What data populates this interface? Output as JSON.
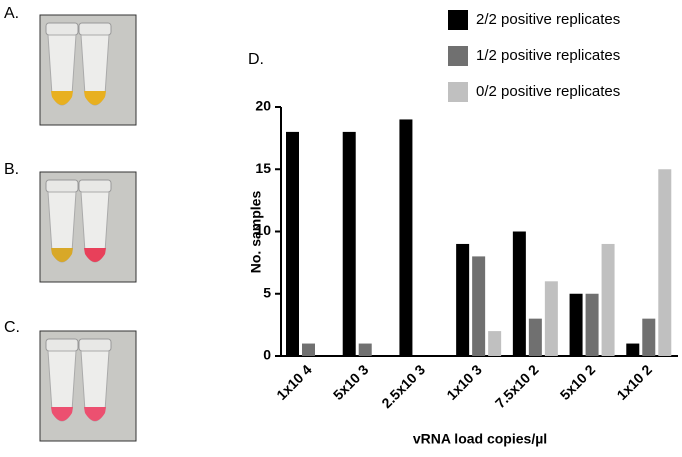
{
  "panels": [
    "A.",
    "B.",
    "C."
  ],
  "chart_data": {
    "type": "bar",
    "panel_label": "D.",
    "categories": [
      "1x10 4",
      "5x10 3",
      "2.5x10 3",
      "1x10 3",
      "7.5x10 2",
      "5x10 2",
      "1x10 2"
    ],
    "series": [
      {
        "name": "2/2 positive replicates",
        "color": "#000000",
        "values": [
          18,
          18,
          19,
          9,
          10,
          5,
          1
        ]
      },
      {
        "name": "1/2 positive replicates",
        "color": "#707070",
        "values": [
          1,
          1,
          0,
          8,
          3,
          5,
          3
        ]
      },
      {
        "name": "0/2 positive replicates",
        "color": "#c0c0c0",
        "values": [
          0,
          0,
          0,
          2,
          6,
          9,
          15
        ]
      }
    ],
    "ylim": [
      0,
      20
    ],
    "yticks": [
      0,
      5,
      10,
      15,
      20
    ],
    "y_label": "No. samples",
    "x_label": "vRNA load copies/µl",
    "legend": "top-right"
  }
}
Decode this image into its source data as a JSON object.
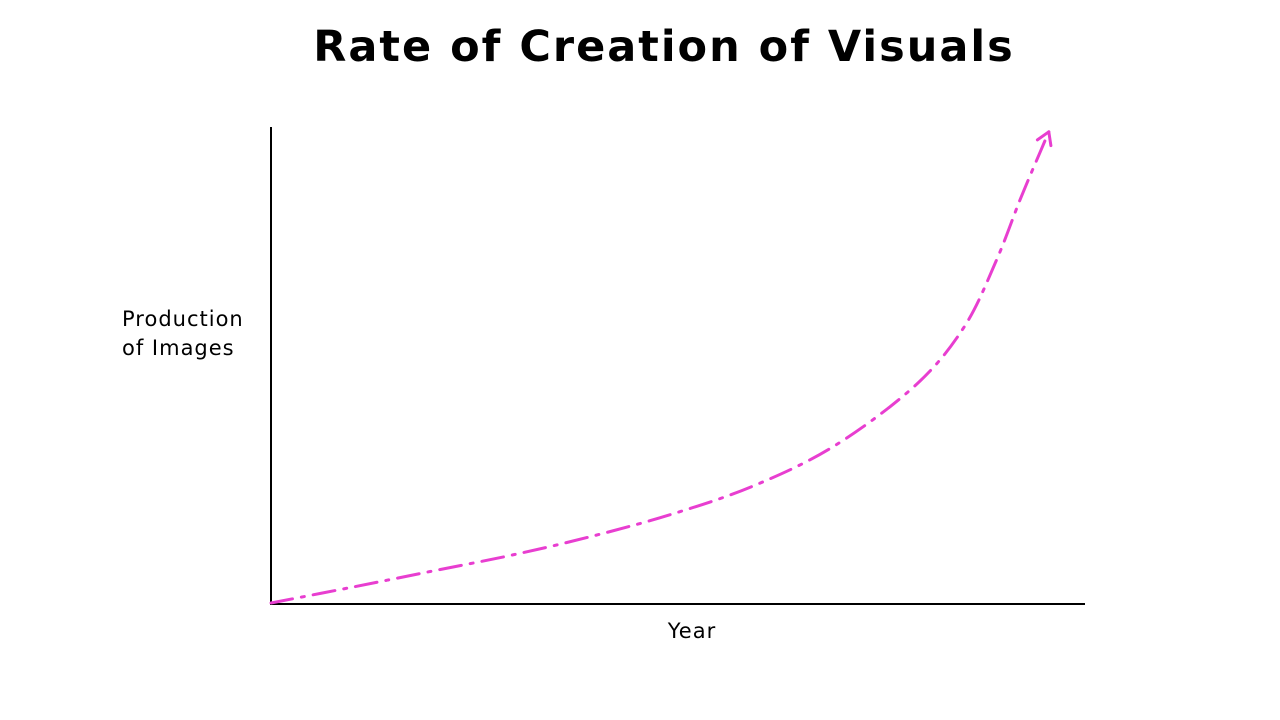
{
  "chart_data": {
    "type": "line",
    "title": "Rate of Creation of Visuals",
    "ylabel_lines": [
      "Production",
      "of Images"
    ],
    "xlabel": "Year",
    "grid": false,
    "axis_ticks": false,
    "series": [
      {
        "style": "dash-dot",
        "color": "#e83ed0",
        "arrow_end": true,
        "points": [
          [
            0.0,
            0.0
          ],
          [
            0.1,
            0.033
          ],
          [
            0.2,
            0.067
          ],
          [
            0.3,
            0.101
          ],
          [
            0.4,
            0.141
          ],
          [
            0.5,
            0.188
          ],
          [
            0.6,
            0.247
          ],
          [
            0.7,
            0.331
          ],
          [
            0.8,
            0.458
          ],
          [
            0.86,
            0.58
          ],
          [
            0.9,
            0.72
          ],
          [
            0.93,
            0.85
          ],
          [
            0.955,
            0.95
          ],
          [
            0.965,
            0.99
          ]
        ]
      }
    ],
    "xlim": [
      0,
      1
    ],
    "ylim": [
      0,
      1
    ]
  }
}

YOUR OBJECTIVE:
Reproduce all of the data exactly, omitting each picture it holds.

EXERCISE OUTPUT:
What data populates this interface? Output as JSON.
{
  "panels": [
    "A.",
    "B.",
    "C."
  ],
  "chart_data": {
    "type": "bar",
    "panel_label": "D.",
    "categories": [
      "1x10 4",
      "5x10 3",
      "2.5x10 3",
      "1x10 3",
      "7.5x10 2",
      "5x10 2",
      "1x10 2"
    ],
    "series": [
      {
        "name": "2/2 positive replicates",
        "color": "#000000",
        "values": [
          18,
          18,
          19,
          9,
          10,
          5,
          1
        ]
      },
      {
        "name": "1/2 positive replicates",
        "color": "#707070",
        "values": [
          1,
          1,
          0,
          8,
          3,
          5,
          3
        ]
      },
      {
        "name": "0/2 positive replicates",
        "color": "#c0c0c0",
        "values": [
          0,
          0,
          0,
          2,
          6,
          9,
          15
        ]
      }
    ],
    "ylim": [
      0,
      20
    ],
    "yticks": [
      0,
      5,
      10,
      15,
      20
    ],
    "y_label": "No. samples",
    "x_label": "vRNA load copies/µl",
    "legend": "top-right"
  }
}
Decode this image into its source data as a JSON object.
{
  "chart_data": {
    "type": "line",
    "title": "Rate of Creation of Visuals",
    "ylabel_lines": [
      "Production",
      "of Images"
    ],
    "xlabel": "Year",
    "grid": false,
    "axis_ticks": false,
    "series": [
      {
        "style": "dash-dot",
        "color": "#e83ed0",
        "arrow_end": true,
        "points": [
          [
            0.0,
            0.0
          ],
          [
            0.1,
            0.033
          ],
          [
            0.2,
            0.067
          ],
          [
            0.3,
            0.101
          ],
          [
            0.4,
            0.141
          ],
          [
            0.5,
            0.188
          ],
          [
            0.6,
            0.247
          ],
          [
            0.7,
            0.331
          ],
          [
            0.8,
            0.458
          ],
          [
            0.86,
            0.58
          ],
          [
            0.9,
            0.72
          ],
          [
            0.93,
            0.85
          ],
          [
            0.955,
            0.95
          ],
          [
            0.965,
            0.99
          ]
        ]
      }
    ],
    "xlim": [
      0,
      1
    ],
    "ylim": [
      0,
      1
    ]
  }
}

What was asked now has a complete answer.